» **Exercise aim**:
Report all lines from the entries below in which "Area" appears.

» **Supplied data**:

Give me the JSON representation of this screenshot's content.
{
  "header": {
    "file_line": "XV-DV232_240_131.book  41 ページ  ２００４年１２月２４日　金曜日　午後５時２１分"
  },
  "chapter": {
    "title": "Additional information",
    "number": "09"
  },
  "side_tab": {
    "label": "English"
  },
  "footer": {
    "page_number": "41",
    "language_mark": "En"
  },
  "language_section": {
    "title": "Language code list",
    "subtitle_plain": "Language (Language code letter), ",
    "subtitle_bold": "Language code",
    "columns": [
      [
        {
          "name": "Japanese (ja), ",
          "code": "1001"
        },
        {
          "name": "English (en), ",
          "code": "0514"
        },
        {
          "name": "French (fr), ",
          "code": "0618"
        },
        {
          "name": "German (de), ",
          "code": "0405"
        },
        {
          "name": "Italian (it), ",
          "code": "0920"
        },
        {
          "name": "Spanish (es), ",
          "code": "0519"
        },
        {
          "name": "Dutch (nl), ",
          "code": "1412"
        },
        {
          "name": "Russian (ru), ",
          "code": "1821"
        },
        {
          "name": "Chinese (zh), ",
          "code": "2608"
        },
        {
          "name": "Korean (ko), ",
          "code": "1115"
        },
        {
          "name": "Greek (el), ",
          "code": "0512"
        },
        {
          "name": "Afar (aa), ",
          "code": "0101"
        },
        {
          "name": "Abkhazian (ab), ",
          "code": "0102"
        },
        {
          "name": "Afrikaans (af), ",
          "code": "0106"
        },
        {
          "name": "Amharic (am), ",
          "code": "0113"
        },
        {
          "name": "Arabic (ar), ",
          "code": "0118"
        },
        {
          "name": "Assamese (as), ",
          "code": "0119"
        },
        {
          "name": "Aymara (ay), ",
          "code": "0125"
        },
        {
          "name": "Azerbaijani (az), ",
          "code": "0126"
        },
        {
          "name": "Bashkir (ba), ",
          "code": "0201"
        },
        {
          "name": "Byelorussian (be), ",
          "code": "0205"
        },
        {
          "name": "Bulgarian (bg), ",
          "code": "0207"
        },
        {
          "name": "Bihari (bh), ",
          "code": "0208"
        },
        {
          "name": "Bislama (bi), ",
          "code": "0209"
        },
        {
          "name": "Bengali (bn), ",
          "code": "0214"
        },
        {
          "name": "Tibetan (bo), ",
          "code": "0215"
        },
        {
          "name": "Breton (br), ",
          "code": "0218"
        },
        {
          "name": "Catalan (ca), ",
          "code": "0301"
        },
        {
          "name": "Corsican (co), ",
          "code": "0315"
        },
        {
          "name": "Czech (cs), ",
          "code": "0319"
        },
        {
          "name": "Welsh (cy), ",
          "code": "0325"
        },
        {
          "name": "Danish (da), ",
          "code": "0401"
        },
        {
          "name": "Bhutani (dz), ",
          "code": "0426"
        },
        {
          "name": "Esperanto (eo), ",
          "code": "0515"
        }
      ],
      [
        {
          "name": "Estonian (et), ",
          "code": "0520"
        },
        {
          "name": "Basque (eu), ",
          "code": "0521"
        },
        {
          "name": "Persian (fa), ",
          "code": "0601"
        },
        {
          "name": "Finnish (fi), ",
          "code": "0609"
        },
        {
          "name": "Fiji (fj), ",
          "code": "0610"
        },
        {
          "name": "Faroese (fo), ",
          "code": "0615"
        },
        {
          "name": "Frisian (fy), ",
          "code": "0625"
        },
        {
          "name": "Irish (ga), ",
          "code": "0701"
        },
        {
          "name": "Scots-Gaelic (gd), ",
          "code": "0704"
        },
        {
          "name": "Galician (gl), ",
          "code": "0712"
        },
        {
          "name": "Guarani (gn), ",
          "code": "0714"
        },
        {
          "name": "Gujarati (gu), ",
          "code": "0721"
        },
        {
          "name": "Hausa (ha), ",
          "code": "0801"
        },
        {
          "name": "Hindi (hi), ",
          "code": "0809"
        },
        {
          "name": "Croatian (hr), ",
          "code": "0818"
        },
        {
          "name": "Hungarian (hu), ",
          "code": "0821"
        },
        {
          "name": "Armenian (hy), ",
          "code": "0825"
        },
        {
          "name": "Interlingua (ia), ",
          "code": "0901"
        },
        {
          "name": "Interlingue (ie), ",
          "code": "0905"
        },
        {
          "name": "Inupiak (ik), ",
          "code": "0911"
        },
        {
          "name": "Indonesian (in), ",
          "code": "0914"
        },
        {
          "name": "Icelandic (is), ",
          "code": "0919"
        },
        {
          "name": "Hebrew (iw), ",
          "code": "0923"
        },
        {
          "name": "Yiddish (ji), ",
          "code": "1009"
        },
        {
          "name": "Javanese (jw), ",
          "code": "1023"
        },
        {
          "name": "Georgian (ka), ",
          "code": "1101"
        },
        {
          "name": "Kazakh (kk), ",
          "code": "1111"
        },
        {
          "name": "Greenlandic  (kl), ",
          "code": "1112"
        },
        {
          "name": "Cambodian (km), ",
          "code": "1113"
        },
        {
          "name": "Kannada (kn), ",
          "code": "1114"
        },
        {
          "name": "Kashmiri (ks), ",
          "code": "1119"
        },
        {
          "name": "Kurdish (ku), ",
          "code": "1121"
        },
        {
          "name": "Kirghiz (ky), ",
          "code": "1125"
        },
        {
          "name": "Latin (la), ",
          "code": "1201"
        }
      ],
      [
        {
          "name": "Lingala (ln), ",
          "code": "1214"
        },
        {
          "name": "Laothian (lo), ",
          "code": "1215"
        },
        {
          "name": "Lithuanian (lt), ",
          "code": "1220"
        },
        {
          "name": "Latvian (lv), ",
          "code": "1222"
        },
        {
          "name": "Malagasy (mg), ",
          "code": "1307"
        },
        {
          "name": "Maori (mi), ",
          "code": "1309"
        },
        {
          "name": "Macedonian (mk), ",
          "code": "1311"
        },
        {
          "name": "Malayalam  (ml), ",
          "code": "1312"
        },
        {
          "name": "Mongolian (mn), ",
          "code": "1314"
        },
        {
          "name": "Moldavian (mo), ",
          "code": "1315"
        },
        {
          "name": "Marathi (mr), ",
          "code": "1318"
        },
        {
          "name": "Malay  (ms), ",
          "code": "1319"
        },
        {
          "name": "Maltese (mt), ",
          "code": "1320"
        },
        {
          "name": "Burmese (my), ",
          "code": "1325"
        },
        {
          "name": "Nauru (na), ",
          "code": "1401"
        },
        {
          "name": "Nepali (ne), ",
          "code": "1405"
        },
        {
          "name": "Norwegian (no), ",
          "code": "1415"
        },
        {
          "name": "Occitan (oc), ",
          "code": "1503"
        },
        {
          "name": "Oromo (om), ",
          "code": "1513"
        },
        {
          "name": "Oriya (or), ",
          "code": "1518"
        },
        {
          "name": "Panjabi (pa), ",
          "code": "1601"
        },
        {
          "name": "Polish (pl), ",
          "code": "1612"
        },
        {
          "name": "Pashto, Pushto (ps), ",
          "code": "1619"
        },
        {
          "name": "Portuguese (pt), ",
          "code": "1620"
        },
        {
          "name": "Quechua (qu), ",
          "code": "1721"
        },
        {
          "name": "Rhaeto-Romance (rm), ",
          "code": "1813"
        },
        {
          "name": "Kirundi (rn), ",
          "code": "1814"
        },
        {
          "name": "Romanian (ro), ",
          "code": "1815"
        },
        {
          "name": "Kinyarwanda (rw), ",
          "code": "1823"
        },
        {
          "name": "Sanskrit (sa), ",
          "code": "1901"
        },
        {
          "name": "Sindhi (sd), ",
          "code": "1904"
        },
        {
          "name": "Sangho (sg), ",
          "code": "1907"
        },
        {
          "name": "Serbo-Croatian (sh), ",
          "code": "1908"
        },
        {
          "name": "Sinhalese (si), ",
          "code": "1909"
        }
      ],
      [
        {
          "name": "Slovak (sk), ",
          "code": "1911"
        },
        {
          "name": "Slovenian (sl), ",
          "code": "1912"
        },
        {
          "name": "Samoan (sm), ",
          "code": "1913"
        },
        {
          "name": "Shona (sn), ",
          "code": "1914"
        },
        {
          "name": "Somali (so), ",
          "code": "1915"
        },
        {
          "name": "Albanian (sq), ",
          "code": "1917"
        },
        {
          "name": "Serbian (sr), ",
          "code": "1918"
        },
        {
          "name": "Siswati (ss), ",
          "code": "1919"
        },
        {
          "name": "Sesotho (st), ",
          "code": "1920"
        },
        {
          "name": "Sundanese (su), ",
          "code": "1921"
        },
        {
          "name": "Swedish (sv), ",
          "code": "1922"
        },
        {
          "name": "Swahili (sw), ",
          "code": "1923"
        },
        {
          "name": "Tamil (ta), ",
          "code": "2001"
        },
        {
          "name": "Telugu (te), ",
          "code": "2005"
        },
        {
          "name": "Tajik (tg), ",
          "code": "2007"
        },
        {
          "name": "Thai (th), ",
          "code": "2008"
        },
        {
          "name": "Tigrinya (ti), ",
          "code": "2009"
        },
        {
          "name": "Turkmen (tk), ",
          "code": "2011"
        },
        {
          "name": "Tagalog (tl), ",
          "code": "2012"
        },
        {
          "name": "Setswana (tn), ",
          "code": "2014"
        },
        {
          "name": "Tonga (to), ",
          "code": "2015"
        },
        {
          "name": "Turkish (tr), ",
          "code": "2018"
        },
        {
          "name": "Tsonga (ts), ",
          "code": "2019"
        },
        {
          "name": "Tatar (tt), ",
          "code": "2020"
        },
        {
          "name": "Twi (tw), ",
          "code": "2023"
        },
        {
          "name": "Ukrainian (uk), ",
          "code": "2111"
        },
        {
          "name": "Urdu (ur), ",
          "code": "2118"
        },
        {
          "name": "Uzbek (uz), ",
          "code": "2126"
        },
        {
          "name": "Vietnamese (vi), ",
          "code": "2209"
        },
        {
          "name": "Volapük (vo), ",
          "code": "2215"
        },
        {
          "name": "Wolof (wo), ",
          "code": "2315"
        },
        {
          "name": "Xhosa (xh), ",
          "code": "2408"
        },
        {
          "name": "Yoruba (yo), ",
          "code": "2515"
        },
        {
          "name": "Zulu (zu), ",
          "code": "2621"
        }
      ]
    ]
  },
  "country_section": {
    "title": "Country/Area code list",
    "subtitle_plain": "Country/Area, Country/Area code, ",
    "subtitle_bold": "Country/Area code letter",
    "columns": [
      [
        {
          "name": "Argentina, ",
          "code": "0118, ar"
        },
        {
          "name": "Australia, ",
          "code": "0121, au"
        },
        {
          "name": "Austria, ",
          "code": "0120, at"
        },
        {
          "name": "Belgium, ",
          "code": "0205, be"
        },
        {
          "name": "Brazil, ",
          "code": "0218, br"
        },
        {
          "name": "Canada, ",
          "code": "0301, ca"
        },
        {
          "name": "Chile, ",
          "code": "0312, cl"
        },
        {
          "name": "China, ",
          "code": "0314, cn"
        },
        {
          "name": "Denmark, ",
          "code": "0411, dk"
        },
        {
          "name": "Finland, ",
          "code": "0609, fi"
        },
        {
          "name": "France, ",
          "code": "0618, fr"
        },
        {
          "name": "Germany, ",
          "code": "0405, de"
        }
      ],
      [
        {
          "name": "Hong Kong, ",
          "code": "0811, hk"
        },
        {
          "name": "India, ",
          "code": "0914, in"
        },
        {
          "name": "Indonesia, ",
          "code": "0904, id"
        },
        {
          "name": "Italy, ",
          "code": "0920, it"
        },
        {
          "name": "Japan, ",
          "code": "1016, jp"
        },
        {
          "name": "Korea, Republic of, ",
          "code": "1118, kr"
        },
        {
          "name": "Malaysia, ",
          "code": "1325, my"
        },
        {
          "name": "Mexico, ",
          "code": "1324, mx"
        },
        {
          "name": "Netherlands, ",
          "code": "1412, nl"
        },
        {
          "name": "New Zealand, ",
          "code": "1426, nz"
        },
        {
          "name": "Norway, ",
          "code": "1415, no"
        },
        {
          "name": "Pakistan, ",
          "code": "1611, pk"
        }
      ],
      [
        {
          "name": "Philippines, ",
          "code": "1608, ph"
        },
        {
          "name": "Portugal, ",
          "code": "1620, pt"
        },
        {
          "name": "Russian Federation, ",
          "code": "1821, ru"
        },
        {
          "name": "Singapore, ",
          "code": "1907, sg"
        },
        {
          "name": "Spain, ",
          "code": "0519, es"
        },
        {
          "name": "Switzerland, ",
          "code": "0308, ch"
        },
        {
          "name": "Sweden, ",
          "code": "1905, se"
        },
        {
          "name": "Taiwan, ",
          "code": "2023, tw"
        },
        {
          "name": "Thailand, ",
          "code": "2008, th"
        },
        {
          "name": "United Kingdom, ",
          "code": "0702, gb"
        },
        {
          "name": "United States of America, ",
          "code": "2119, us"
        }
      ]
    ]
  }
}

» **Result of this exercise**:
    "title": "Country/Area code list",
    "subtitle_plain": "Country/Area, Country/Area code, ",
    "subtitle_bold": "Country/Area code letter",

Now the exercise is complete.